Each entry should be quoted word for word, including every mark of punctuation.

:: Working data ::

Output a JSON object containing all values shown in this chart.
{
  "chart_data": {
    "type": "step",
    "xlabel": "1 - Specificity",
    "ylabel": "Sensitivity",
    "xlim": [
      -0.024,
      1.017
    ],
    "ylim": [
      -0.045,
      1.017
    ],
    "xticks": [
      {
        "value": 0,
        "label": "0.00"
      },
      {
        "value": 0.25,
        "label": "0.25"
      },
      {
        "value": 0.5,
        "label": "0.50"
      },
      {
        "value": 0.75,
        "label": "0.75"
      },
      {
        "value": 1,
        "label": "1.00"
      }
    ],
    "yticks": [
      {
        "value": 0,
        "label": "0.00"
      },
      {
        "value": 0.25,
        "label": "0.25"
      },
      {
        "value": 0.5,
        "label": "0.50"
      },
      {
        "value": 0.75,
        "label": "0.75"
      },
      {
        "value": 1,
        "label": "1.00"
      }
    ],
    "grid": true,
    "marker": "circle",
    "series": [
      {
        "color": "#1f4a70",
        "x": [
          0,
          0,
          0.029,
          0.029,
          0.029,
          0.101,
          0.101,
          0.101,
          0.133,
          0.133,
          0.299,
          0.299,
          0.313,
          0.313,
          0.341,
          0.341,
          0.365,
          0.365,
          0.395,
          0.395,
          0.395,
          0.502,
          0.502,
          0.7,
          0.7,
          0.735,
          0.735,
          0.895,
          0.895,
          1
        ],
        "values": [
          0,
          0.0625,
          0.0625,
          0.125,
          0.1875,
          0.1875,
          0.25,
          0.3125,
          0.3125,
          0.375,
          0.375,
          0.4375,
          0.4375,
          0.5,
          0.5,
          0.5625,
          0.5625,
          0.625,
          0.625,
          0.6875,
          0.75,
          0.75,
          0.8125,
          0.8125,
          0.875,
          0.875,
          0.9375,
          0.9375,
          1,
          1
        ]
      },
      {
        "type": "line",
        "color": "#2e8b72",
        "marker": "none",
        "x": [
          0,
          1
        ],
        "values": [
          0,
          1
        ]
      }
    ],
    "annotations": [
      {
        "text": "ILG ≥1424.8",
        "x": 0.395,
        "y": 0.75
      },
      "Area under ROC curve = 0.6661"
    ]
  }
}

:::

Correct response ▸
Output a JSON object containing all values shown in this chart.
{
  "chart_data": {
    "type": "step",
    "xlabel": "1 - Specificity",
    "ylabel": "Sensitivity",
    "xlim": [
      -0.024,
      1.017
    ],
    "ylim": [
      -0.045,
      1.017
    ],
    "xticks": [
      {
        "value": 0,
        "label": "0.00"
      },
      {
        "value": 0.25,
        "label": "0.25"
      },
      {
        "value": 0.5,
        "label": "0.50"
      },
      {
        "value": 0.75,
        "label": "0.75"
      },
      {
        "value": 1,
        "label": "1.00"
      }
    ],
    "yticks": [
      {
        "value": 0,
        "label": "0.00"
      },
      {
        "value": 0.25,
        "label": "0.25"
      },
      {
        "value": 0.5,
        "label": "0.50"
      },
      {
        "value": 0.75,
        "label": "0.75"
      },
      {
        "value": 1,
        "label": "1.00"
      }
    ],
    "grid": true,
    "marker": "circle",
    "series": [
      {
        "color": "#1f4a70",
        "x": [
          0,
          0,
          0.029,
          0.029,
          0.029,
          0.101,
          0.101,
          0.101,
          0.133,
          0.133,
          0.299,
          0.299,
          0.313,
          0.313,
          0.341,
          0.341,
          0.365,
          0.365,
          0.395,
          0.395,
          0.395,
          0.502,
          0.502,
          0.7,
          0.7,
          0.735,
          0.735,
          0.895,
          0.895,
          1
        ],
        "values": [
          0,
          0.0625,
          0.0625,
          0.125,
          0.1875,
          0.1875,
          0.25,
          0.3125,
          0.3125,
          0.375,
          0.375,
          0.4375,
          0.4375,
          0.5,
          0.5,
          0.5625,
          0.5625,
          0.625,
          0.625,
          0.6875,
          0.75,
          0.75,
          0.8125,
          0.8125,
          0.875,
          0.875,
          0.9375,
          0.9375,
          1,
          1
        ]
      },
      {
        "type": "line",
        "color": "#2e8b72",
        "marker": "none",
        "x": [
          0,
          1
        ],
        "values": [
          0,
          1
        ]
      }
    ],
    "annotations": [
      {
        "text": "ILG ≥1424.8",
        "x": 0.395,
        "y": 0.75
      },
      "Area under ROC curve = 0.6661"
    ]
  }
}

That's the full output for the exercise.